[Data records]
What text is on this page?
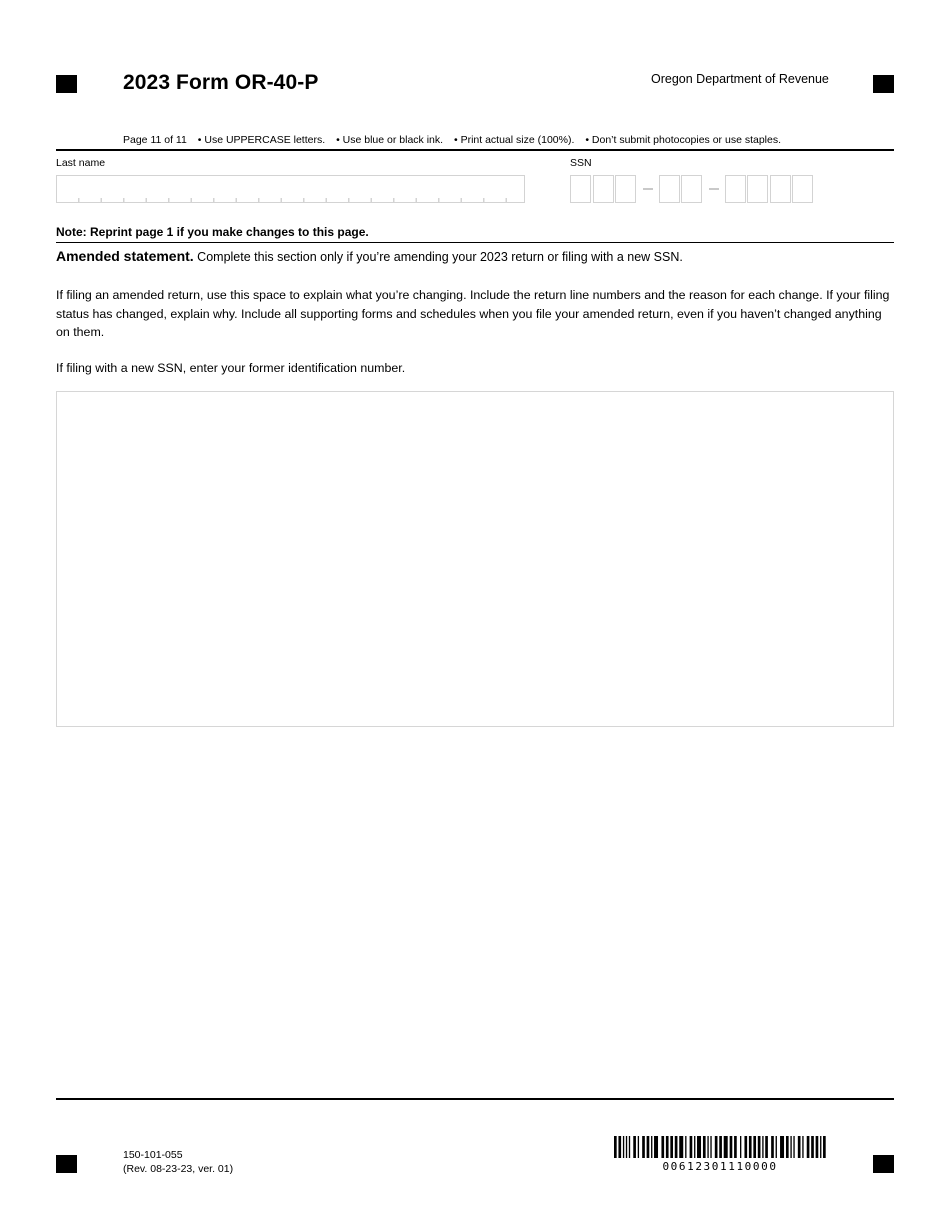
2023 Form OR-40-P	Oregon Department of Revenue
Page 11 of 11 • Use UPPERCASE letters. • Use blue or black ink. • Print actual size (100%). • Don’t submit photocopies or use staples.
Last name	SSN
Note: Reprint page 1 if you make changes to this page.
Amended statement. Complete this section only if you’re amending your 2023 return or filing with a new SSN.
If filing an amended return, use this space to explain what you’re changing. Include the return line numbers and the reason for each change. If your filing status has changed, explain why. Include all supporting forms and schedules when you file your amended return, even if you haven’t changed anything on them.
If filing with a new SSN, enter your former identification number.
150-101-055
(Rev. 08-23-23, ver. 01)	00612301110000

Exercise requirements:
Can you retype every record above exactly, leaving out the pictures?

The result:
What text is on this page?
2023 Form OR-40-P	Oregon Department of Revenue
Page 11 of 11 • Use UPPERCASE letters. • Use blue or black ink. • Print actual size (100%). • Don’t submit photocopies or use staples.
Last name	SSN
Note: Reprint page 1 if you make changes to this page.
Amended statement. Complete this section only if you’re amending your 2023 return or filing with a new SSN.
If filing an amended return, use this space to explain what you’re changing. Include the return line numbers and the reason for each change. If your filing status has changed, explain why. Include all supporting forms and schedules when you file your amended return, even if you haven’t changed anything on them.
If filing with a new SSN, enter your former identification number.
150-101-055
(Rev. 08-23-23, ver. 01)	00612301110000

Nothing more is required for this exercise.